- _Aim_: Locate each line below that includes "north" and reproduce it.

[Extracted data entries]

-*-*-

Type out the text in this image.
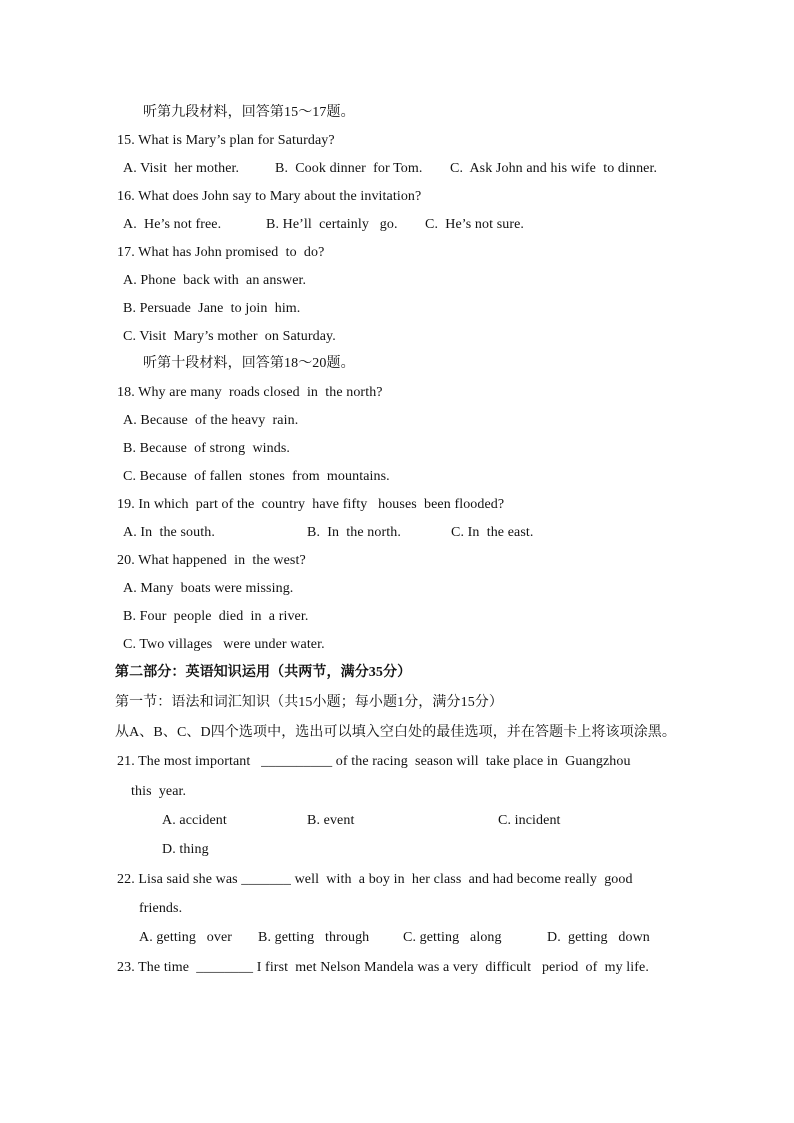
听第九段材料，回答第15～17题。
15. What is Mary’s plan for Saturday?
A. Visit  her mother.	B.  Cook dinner  for Tom. C.  Ask John and his wife  to dinner.
16. What does John say to Mary about the invitation?
A.  He’s not free.	B. He’ll  certainly   go. C.  He’s not sure.
17. What has John promised  to  do?
A. Phone  back with  an answer.
B. Persuade  Jane  to join  him.
C. Visit  Mary’s mother  on Saturday.
听第十段材料，回答第18～20题。
18. Why are many  roads closed  in  the north?
A. Because  of the heavy  rain.
B. Because  of strong  winds.
C. Because  of fallen  stones  from  mountains.
19. In which  part of the  country  have fifty   houses  been flooded?
A. In  the south.	B.  In  the north.	C. In  the east.
20. What happened  in  the west?
A. Many  boats were missing.
B. Four  people  died  in  a river.
C. Two villages   were under water.
第二部分：英语知识运用（共两节，满分35分）
第一节：语法和词汇知识（共15小题；每小题1分，满分15分）
从A、B、C、D四个选项中，选出可以填入空白处的最佳选项，并在答题卡上将该项涂黑。
21. The most important   __________ of the racing  season will  take place in  Guangzhou
this  year.
A. accident	B. event	C. incident
D. thing
22. Lisa said she was _______ well  with  a boy in  her class  and had become really  good
friends.
A. getting   over B. getting   through C. getting   along	D.  getting   down
23. The time  ________ I first  met Nelson Mandela was a very  difficult   period  of  my life.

-*-*-

- _Full output_:
18. Why are many  roads closed  in  the north?
A. In  the south.	B.  In  the north.	C. In  the east.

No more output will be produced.